Record set:
######

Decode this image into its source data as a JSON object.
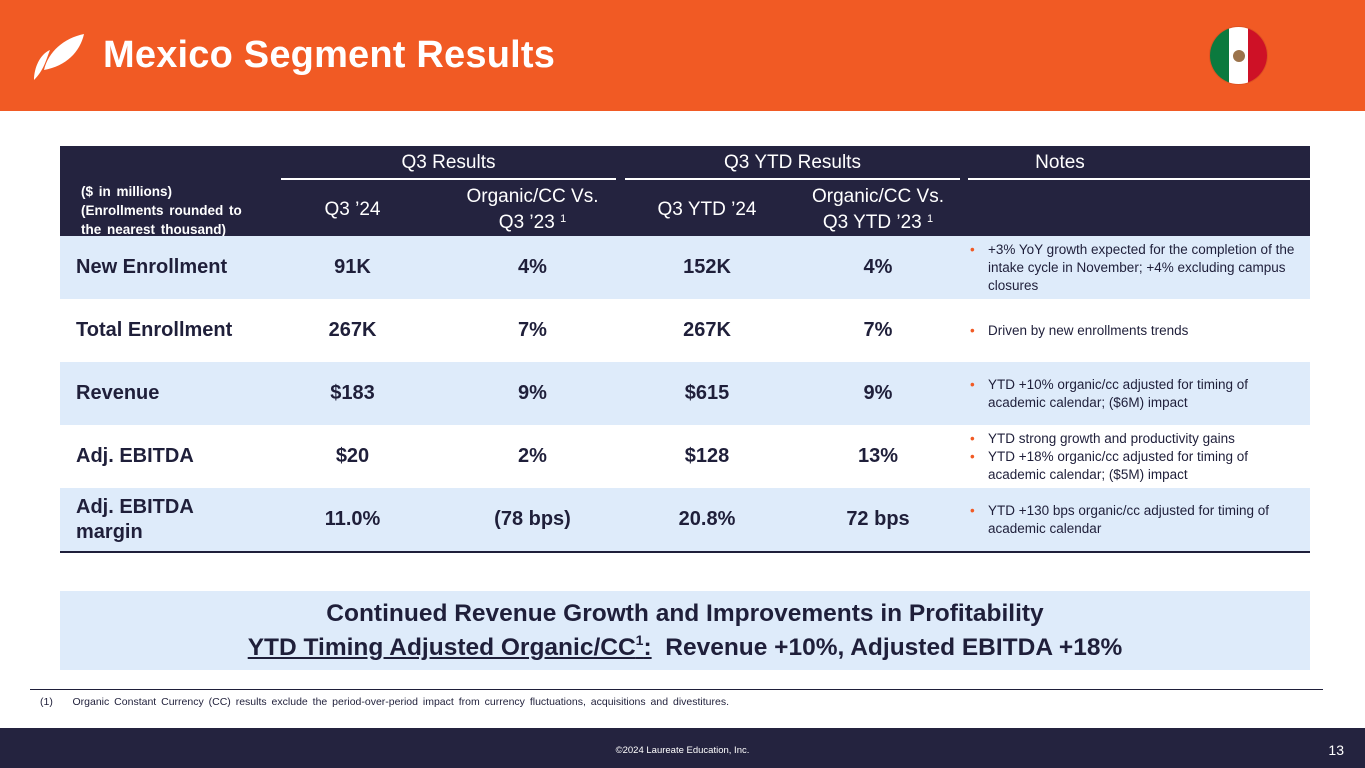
{
  "header": {
    "title": "Mexico Segment Results",
    "accent_color": "#f15a24",
    "flag_icon": "mexico-flag-icon"
  },
  "table": {
    "unit_note": [
      "($ in millions)",
      "(Enrollments rounded to",
      "the nearest thousand)"
    ],
    "groups": {
      "q3": "Q3 Results",
      "ytd": "Q3 YTD Results",
      "notes": "Notes"
    },
    "columns": {
      "q3_24": "Q3 ’24",
      "q3_organic": [
        "Organic/CC Vs.",
        "Q3 ’23"
      ],
      "ytd_24": "Q3 YTD ’24",
      "ytd_organic": [
        "Organic/CC Vs.",
        "Q3 YTD ’23"
      ],
      "footnote_ref": "1"
    },
    "rows": [
      {
        "metric": "New Enrollment",
        "q3": "91K",
        "q3_growth": "4%",
        "ytd": "152K",
        "ytd_growth": "4%",
        "notes": [
          "+3% YoY growth expected for the completion of the intake cycle in November; +4% excluding campus closures"
        ]
      },
      {
        "metric": "Total Enrollment",
        "q3": "267K",
        "q3_growth": "7%",
        "ytd": "267K",
        "ytd_growth": "7%",
        "notes": [
          "Driven by new enrollments trends"
        ]
      },
      {
        "metric": "Revenue",
        "q3": "$183",
        "q3_growth": "9%",
        "ytd": "$615",
        "ytd_growth": "9%",
        "notes": [
          "YTD +10% organic/cc adjusted for timing of academic calendar; ($6M) impact"
        ]
      },
      {
        "metric": "Adj. EBITDA",
        "q3": "$20",
        "q3_growth": "2%",
        "ytd": "$128",
        "ytd_growth": "13%",
        "notes": [
          "YTD strong growth and productivity gains",
          "YTD +18% organic/cc adjusted for timing of academic calendar; ($5M) impact"
        ]
      },
      {
        "metric": "Adj. EBITDA margin",
        "q3": "11.0%",
        "q3_growth": "(78 bps)",
        "ytd": "20.8%",
        "ytd_growth": "72 bps",
        "notes": [
          "YTD +130 bps organic/cc adjusted for timing of academic calendar"
        ]
      }
    ]
  },
  "callout": {
    "line1": "Continued Revenue Growth and Improvements in Profitability",
    "line2_underlined": "YTD Timing Adjusted Organic/CC",
    "line2_sup": "1",
    "line2_colon": ":",
    "line2_rest": "Revenue +10%, Adjusted EBITDA +18%"
  },
  "footnote": "(1)    Organic Constant Currency (CC) results exclude the period-over-period impact from currency fluctuations, acquisitions and divestitures.",
  "footer": {
    "copyright": "©2024 Laureate Education, Inc.",
    "page_number": "13"
  }
}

######

Work to do: Of the lines in the data, how many hold the string "EBITDA"? State the number, nothing else.

Solution to this problem: 3